TASK REQUIREMENTS:
Skip the images and return the records below exactly.

RECORDS FOR THE TASK:
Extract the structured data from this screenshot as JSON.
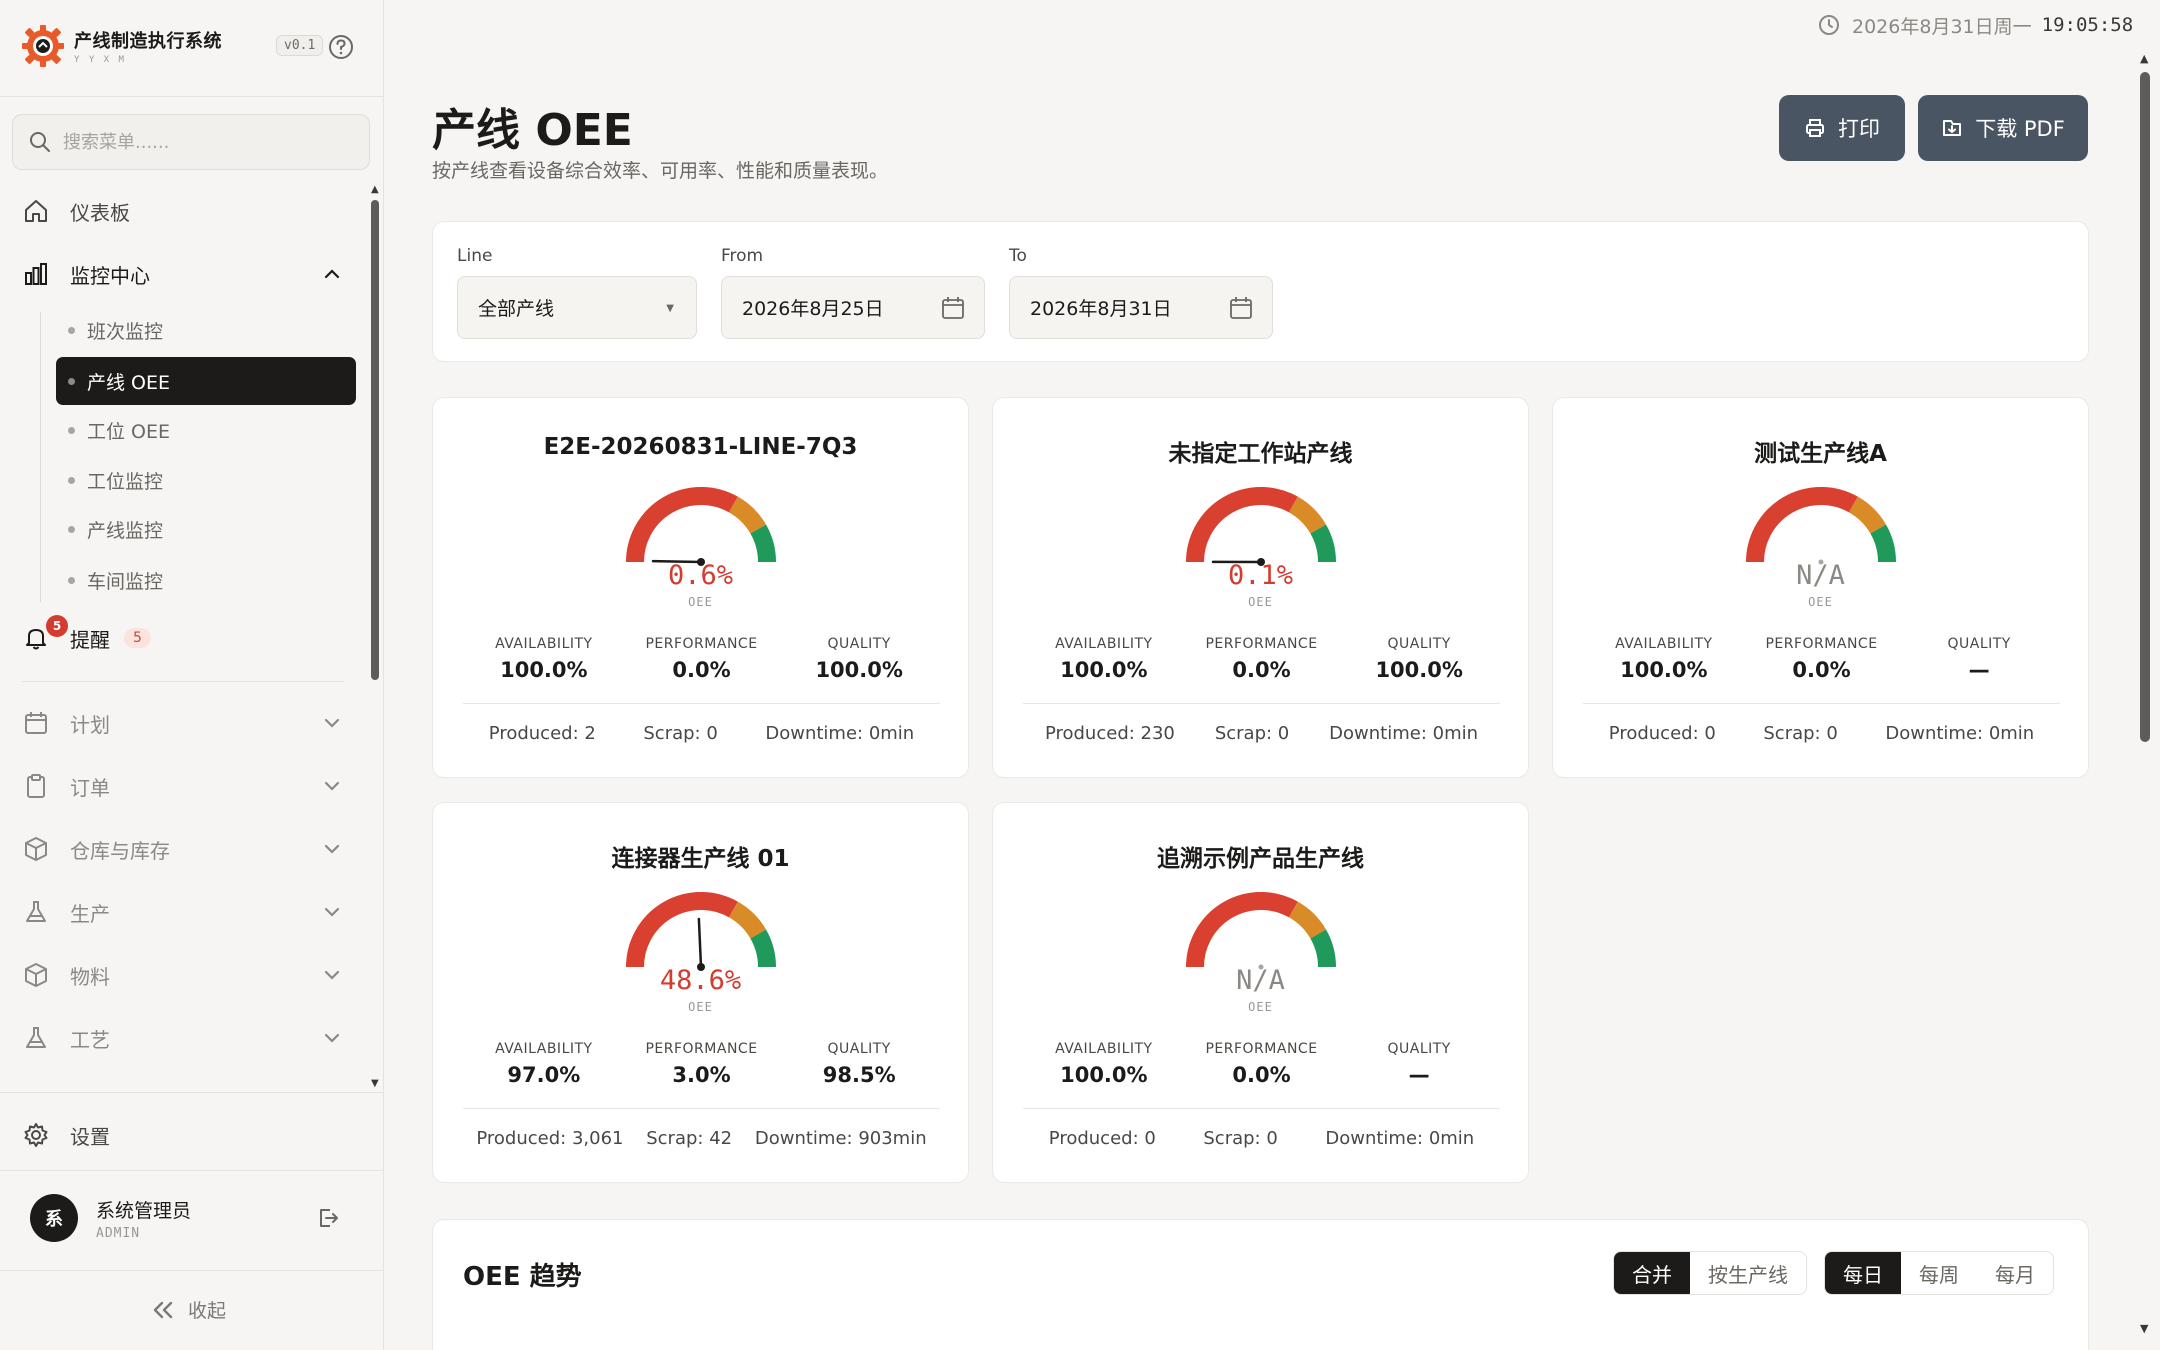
{
  "brand": {
    "title": "产线制造执行系统",
    "subtitle": "Y Y X M",
    "version": "v0.1"
  },
  "search": {
    "placeholder": "搜索菜单......"
  },
  "nav": {
    "dashboard": "仪表板",
    "monitor": "监控中心",
    "monitor_children": [
      "班次监控",
      "产线 OEE",
      "工位 OEE",
      "工位监控",
      "产线监控",
      "车间监控"
    ],
    "alerts": "提醒",
    "alerts_count": "5",
    "alerts_badge": "5",
    "plan": "计划",
    "orders": "订单",
    "warehouse": "仓库与库存",
    "production": "生产",
    "materials": "物料",
    "process": "工艺",
    "settings": "设置",
    "collapse": "收起"
  },
  "user": {
    "name": "系统管理员",
    "role": "ADMIN",
    "initial": "系"
  },
  "clock": {
    "date": "2026年8月31日周一",
    "time": "19:05:58"
  },
  "header": {
    "title": "产线 OEE",
    "description": "按产线查看设备综合效率、可用率、性能和质量表现。",
    "print": "打印",
    "download_pdf": "下载 PDF"
  },
  "filters": {
    "line_label": "Line",
    "line_value": "全部产线",
    "from_label": "From",
    "from_value": "2026年8月25日",
    "to_label": "To",
    "to_value": "2026年8月31日"
  },
  "metric_labels": {
    "availability": "AVAILABILITY",
    "performance": "PERFORMANCE",
    "quality": "QUALITY",
    "oee": "OEE"
  },
  "lines": [
    {
      "name": "E2E-20260831-LINE-7Q3",
      "oee": "0.6%",
      "oee_fraction": 0.006,
      "availability": "100.0%",
      "performance": "0.0%",
      "quality": "100.0%",
      "produced": "Produced: 2",
      "scrap": "Scrap: 0",
      "downtime": "Downtime: 0min"
    },
    {
      "name": "未指定工作站产线",
      "oee": "0.1%",
      "oee_fraction": 0.001,
      "availability": "100.0%",
      "performance": "0.0%",
      "quality": "100.0%",
      "produced": "Produced: 230",
      "scrap": "Scrap: 0",
      "downtime": "Downtime: 0min"
    },
    {
      "name": "测试生产线A",
      "oee": "N/A",
      "oee_fraction": null,
      "availability": "100.0%",
      "performance": "0.0%",
      "quality": "—",
      "produced": "Produced: 0",
      "scrap": "Scrap: 0",
      "downtime": "Downtime: 0min"
    },
    {
      "name": "连接器生产线 01",
      "oee": "48.6%",
      "oee_fraction": 0.486,
      "availability": "97.0%",
      "performance": "3.0%",
      "quality": "98.5%",
      "produced": "Produced: 3,061",
      "scrap": "Scrap: 42",
      "downtime": "Downtime: 903min"
    },
    {
      "name": "追溯示例产品生产线",
      "oee": "N/A",
      "oee_fraction": null,
      "availability": "100.0%",
      "performance": "0.0%",
      "quality": "—",
      "produced": "Produced: 0",
      "scrap": "Scrap: 0",
      "downtime": "Downtime: 0min"
    }
  ],
  "trend": {
    "title": "OEE 趋势",
    "mode_merged": "合并",
    "mode_by_line": "按生产线",
    "daily": "每日",
    "weekly": "每周",
    "monthly": "每月"
  },
  "colors": {
    "gauge_red": "#d9402f",
    "gauge_orange": "#d98b27",
    "gauge_green": "#1f9a5a",
    "primary_button": "#4a5563",
    "active_nav": "#1c1b1a"
  },
  "icons": {
    "logo": "gear-logo-icon",
    "help": "question-circle-icon",
    "search": "search-icon",
    "clock": "clock-icon",
    "print": "printer-icon",
    "pdf": "download-icon",
    "calendar": "calendar-icon"
  }
}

FULL SOLUTION:
Extract the structured data from this screenshot as JSON.
{
  "brand": {
    "title": "产线制造执行系统",
    "subtitle": "Y Y X M",
    "version": "v0.1"
  },
  "search": {
    "placeholder": "搜索菜单......"
  },
  "nav": {
    "dashboard": "仪表板",
    "monitor": "监控中心",
    "monitor_children": [
      "班次监控",
      "产线 OEE",
      "工位 OEE",
      "工位监控",
      "产线监控",
      "车间监控"
    ],
    "alerts": "提醒",
    "alerts_count": "5",
    "alerts_badge": "5",
    "plan": "计划",
    "orders": "订单",
    "warehouse": "仓库与库存",
    "production": "生产",
    "materials": "物料",
    "process": "工艺",
    "settings": "设置",
    "collapse": "收起"
  },
  "user": {
    "name": "系统管理员",
    "role": "ADMIN",
    "initial": "系"
  },
  "clock": {
    "date": "2026年8月31日周一",
    "time": "19:05:58"
  },
  "header": {
    "title": "产线 OEE",
    "description": "按产线查看设备综合效率、可用率、性能和质量表现。",
    "print": "打印",
    "download_pdf": "下载 PDF"
  },
  "filters": {
    "line_label": "Line",
    "line_value": "全部产线",
    "from_label": "From",
    "from_value": "2026年8月25日",
    "to_label": "To",
    "to_value": "2026年8月31日"
  },
  "metric_labels": {
    "availability": "AVAILABILITY",
    "performance": "PERFORMANCE",
    "quality": "QUALITY",
    "oee": "OEE"
  },
  "lines": [
    {
      "name": "E2E-20260831-LINE-7Q3",
      "oee": "0.6%",
      "oee_fraction": 0.006,
      "availability": "100.0%",
      "performance": "0.0%",
      "quality": "100.0%",
      "produced": "Produced: 2",
      "scrap": "Scrap: 0",
      "downtime": "Downtime: 0min"
    },
    {
      "name": "未指定工作站产线",
      "oee": "0.1%",
      "oee_fraction": 0.001,
      "availability": "100.0%",
      "performance": "0.0%",
      "quality": "100.0%",
      "produced": "Produced: 230",
      "scrap": "Scrap: 0",
      "downtime": "Downtime: 0min"
    },
    {
      "name": "测试生产线A",
      "oee": "N/A",
      "oee_fraction": null,
      "availability": "100.0%",
      "performance": "0.0%",
      "quality": "—",
      "produced": "Produced: 0",
      "scrap": "Scrap: 0",
      "downtime": "Downtime: 0min"
    },
    {
      "name": "连接器生产线 01",
      "oee": "48.6%",
      "oee_fraction": 0.486,
      "availability": "97.0%",
      "performance": "3.0%",
      "quality": "98.5%",
      "produced": "Produced: 3,061",
      "scrap": "Scrap: 42",
      "downtime": "Downtime: 903min"
    },
    {
      "name": "追溯示例产品生产线",
      "oee": "N/A",
      "oee_fraction": null,
      "availability": "100.0%",
      "performance": "0.0%",
      "quality": "—",
      "produced": "Produced: 0",
      "scrap": "Scrap: 0",
      "downtime": "Downtime: 0min"
    }
  ],
  "trend": {
    "title": "OEE 趋势",
    "mode_merged": "合并",
    "mode_by_line": "按生产线",
    "daily": "每日",
    "weekly": "每周",
    "monthly": "每月"
  },
  "colors": {
    "gauge_red": "#d9402f",
    "gauge_orange": "#d98b27",
    "gauge_green": "#1f9a5a",
    "primary_button": "#4a5563",
    "active_nav": "#1c1b1a"
  },
  "icons": {
    "logo": "gear-logo-icon",
    "help": "question-circle-icon",
    "search": "search-icon",
    "clock": "clock-icon",
    "print": "printer-icon",
    "pdf": "download-icon",
    "calendar": "calendar-icon"
  }
}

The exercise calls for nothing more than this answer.